EXERCISE OBJECTIVE:
Collect every line that includes the string "grid".

TASK DATA:
start

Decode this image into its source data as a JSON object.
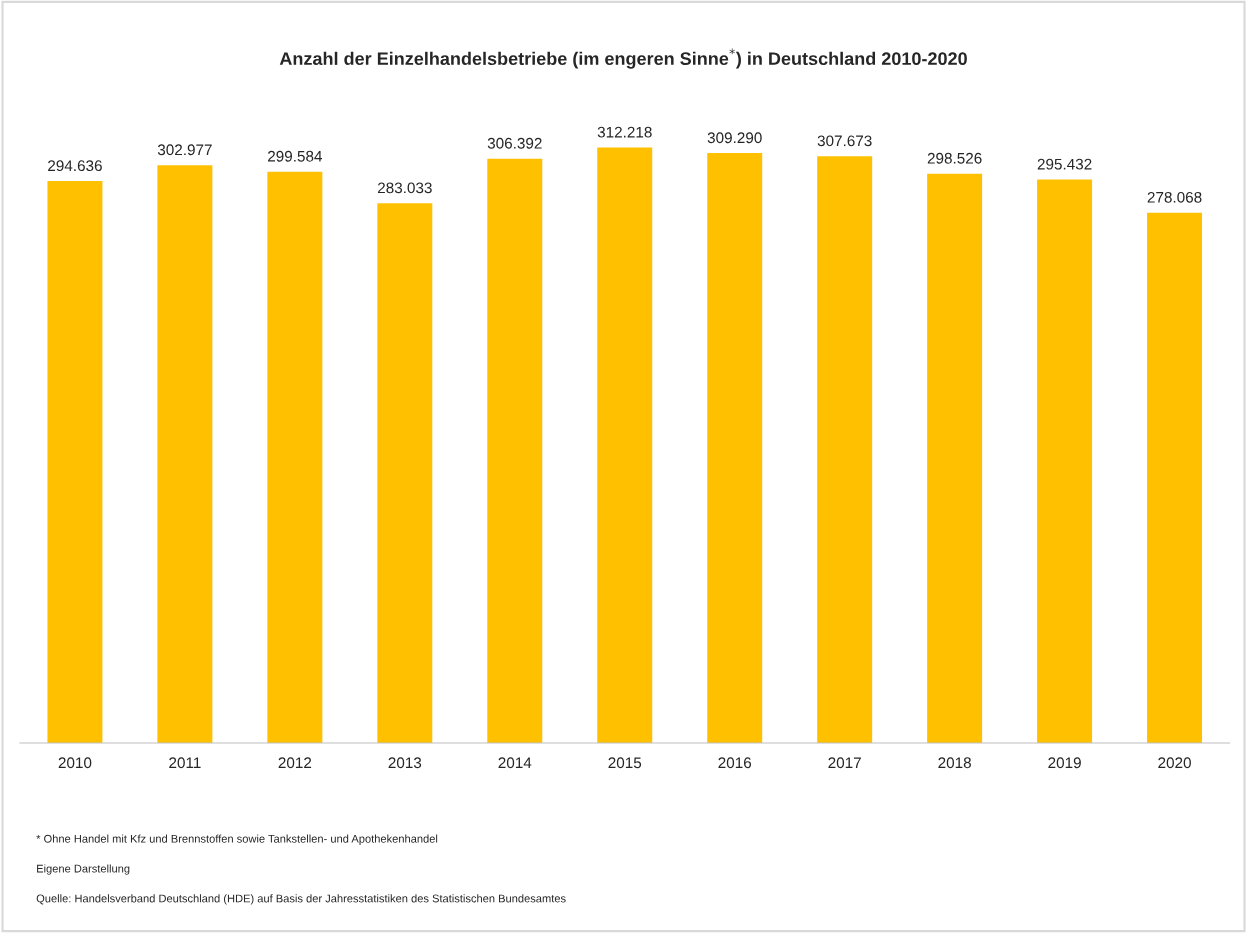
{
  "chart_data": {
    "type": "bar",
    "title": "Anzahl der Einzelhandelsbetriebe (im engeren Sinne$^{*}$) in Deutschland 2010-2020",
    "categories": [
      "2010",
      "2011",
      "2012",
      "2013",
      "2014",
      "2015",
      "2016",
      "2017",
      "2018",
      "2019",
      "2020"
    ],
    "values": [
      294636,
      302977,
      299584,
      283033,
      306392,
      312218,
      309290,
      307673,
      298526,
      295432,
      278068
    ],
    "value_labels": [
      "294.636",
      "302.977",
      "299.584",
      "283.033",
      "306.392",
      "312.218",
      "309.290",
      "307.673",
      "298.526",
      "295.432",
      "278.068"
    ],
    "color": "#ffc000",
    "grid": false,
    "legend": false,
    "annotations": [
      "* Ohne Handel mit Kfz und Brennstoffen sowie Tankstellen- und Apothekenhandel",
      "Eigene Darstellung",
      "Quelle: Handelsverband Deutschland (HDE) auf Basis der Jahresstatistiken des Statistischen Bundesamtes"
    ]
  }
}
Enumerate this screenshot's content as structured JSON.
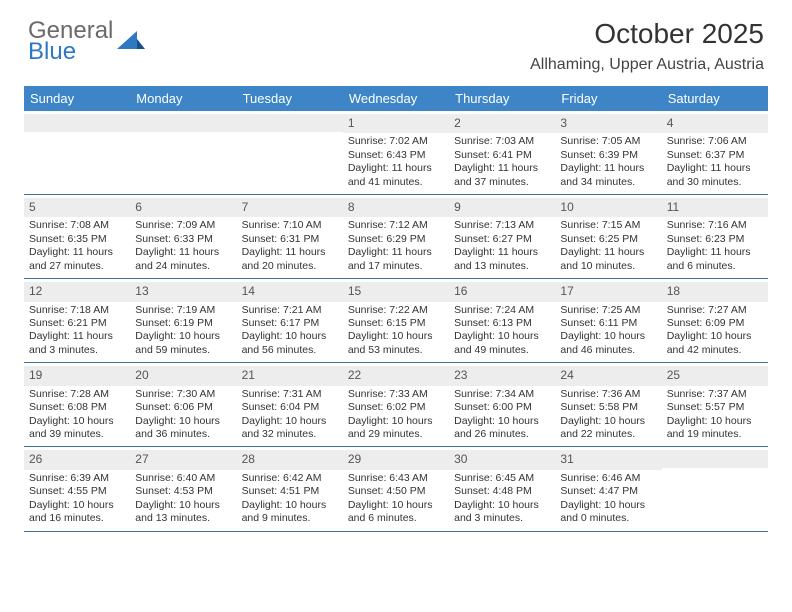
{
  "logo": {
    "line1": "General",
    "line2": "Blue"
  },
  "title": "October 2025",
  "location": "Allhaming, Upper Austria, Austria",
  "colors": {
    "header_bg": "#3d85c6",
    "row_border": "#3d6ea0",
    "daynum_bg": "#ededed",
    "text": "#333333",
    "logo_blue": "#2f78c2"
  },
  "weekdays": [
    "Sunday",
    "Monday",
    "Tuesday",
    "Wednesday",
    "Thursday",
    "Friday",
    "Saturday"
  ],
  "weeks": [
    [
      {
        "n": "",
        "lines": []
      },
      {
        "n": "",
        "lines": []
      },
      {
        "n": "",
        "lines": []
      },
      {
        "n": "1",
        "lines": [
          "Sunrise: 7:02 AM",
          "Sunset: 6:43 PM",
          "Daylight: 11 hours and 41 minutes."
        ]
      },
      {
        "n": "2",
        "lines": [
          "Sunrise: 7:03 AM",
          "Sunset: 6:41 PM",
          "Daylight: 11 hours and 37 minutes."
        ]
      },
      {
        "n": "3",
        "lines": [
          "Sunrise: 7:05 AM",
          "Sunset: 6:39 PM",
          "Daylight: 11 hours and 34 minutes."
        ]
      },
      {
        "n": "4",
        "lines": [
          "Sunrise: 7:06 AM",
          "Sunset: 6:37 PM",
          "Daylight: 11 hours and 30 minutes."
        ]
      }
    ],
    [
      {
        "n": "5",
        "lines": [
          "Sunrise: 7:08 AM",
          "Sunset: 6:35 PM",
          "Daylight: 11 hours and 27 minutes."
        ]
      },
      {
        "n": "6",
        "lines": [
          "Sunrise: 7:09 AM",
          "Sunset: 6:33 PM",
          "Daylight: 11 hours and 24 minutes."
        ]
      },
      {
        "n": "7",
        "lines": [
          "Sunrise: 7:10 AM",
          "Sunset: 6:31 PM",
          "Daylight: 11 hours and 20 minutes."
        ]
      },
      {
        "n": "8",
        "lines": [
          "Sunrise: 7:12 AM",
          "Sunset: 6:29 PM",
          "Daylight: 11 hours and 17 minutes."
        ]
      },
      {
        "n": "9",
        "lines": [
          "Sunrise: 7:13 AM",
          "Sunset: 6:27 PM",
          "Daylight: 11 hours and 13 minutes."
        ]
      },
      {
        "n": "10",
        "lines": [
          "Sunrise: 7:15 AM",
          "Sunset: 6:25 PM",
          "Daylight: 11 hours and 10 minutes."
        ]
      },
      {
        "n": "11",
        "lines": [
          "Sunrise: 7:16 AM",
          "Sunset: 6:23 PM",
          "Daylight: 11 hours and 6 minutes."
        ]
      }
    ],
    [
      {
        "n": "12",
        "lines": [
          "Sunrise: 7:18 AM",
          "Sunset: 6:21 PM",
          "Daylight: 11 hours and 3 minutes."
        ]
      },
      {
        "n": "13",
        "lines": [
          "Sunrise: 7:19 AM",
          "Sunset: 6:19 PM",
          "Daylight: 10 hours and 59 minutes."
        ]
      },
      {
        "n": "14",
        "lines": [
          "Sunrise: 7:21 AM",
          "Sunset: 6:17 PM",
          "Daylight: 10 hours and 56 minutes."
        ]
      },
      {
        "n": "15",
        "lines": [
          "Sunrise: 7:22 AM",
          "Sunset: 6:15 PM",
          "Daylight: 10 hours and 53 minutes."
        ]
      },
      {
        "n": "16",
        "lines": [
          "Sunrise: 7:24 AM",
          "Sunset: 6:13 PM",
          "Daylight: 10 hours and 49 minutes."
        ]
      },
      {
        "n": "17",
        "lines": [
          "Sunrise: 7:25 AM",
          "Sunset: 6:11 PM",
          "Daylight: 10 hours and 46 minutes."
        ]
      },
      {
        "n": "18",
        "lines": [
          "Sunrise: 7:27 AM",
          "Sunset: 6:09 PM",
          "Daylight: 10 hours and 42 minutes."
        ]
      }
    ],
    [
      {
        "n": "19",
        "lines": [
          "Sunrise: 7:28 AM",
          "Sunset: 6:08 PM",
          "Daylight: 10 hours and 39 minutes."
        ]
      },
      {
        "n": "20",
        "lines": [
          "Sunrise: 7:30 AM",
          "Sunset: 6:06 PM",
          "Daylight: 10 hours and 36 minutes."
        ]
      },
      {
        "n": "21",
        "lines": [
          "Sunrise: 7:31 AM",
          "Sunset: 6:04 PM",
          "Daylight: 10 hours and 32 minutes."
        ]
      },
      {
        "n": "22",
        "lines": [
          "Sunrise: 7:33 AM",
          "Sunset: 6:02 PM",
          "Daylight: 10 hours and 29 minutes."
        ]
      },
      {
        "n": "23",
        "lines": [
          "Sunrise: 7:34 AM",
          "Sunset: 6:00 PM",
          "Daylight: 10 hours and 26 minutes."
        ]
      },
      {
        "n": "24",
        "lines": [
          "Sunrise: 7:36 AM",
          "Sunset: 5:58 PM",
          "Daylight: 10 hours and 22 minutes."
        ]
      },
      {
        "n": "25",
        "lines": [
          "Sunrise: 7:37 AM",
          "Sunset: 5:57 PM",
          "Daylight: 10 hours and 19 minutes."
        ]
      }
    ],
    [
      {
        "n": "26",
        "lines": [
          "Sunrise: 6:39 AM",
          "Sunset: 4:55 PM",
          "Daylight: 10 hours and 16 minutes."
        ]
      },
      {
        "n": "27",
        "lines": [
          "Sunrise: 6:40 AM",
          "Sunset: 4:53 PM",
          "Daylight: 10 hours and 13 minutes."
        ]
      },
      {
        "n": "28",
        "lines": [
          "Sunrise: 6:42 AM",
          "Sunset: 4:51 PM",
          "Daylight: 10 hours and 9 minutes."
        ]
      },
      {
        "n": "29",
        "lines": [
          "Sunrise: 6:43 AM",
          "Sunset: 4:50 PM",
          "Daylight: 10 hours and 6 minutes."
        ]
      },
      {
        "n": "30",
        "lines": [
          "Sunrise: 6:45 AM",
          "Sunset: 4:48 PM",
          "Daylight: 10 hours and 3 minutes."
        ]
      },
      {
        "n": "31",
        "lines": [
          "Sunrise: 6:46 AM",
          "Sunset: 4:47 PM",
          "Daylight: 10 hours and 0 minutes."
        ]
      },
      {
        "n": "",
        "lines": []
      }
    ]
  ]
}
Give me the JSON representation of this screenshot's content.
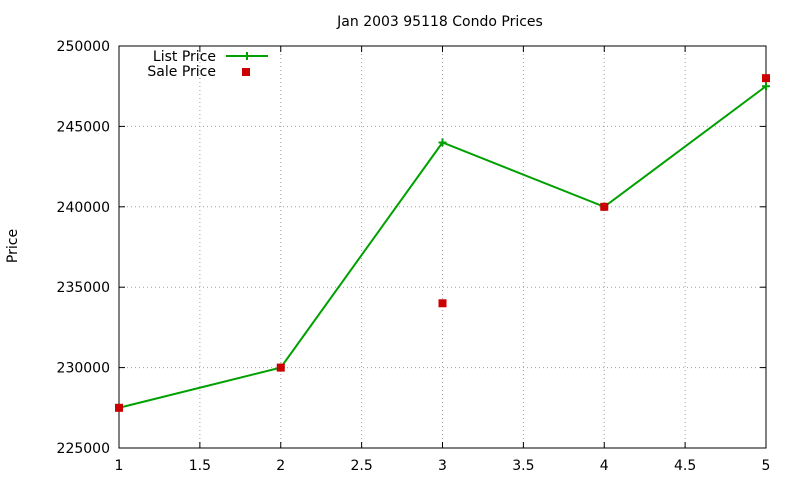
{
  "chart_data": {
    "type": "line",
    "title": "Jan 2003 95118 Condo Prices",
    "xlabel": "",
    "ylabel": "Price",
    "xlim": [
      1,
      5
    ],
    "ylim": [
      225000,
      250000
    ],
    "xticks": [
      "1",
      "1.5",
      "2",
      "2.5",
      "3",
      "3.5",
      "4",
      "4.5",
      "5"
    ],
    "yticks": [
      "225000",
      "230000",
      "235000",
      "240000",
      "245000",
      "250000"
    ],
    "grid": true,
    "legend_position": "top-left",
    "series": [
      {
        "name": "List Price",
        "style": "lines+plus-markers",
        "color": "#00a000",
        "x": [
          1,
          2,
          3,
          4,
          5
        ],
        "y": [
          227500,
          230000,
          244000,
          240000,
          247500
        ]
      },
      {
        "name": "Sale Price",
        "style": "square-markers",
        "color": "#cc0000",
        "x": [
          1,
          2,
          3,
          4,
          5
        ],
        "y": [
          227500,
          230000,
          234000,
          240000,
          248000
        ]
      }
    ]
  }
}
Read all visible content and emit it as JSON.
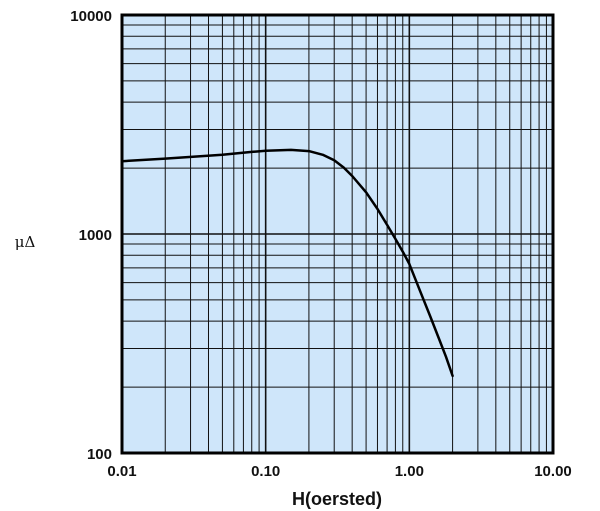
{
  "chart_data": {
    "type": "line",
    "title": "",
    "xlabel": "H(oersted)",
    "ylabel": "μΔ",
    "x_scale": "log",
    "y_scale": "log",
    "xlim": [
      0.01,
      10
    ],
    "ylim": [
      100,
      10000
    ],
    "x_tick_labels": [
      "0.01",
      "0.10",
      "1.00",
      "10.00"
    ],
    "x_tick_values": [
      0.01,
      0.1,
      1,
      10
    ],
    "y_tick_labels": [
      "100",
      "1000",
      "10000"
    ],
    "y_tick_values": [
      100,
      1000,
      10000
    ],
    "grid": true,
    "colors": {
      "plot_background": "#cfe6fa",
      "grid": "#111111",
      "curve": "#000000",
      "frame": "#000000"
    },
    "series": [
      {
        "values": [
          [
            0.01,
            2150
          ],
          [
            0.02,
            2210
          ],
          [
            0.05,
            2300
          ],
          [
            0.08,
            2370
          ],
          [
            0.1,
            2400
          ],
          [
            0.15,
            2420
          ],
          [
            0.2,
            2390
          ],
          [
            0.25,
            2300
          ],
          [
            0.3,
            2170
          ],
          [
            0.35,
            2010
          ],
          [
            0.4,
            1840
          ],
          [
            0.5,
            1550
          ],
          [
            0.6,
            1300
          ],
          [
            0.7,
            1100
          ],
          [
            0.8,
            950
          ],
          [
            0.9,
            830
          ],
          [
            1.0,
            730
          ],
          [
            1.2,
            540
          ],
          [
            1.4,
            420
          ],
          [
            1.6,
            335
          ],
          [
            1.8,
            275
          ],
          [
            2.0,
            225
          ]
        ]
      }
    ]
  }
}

end

RESULT FOR THIS TASK:
    "grid": false,
    "grid": true,
    "grid": true,
      "grid": "#111111",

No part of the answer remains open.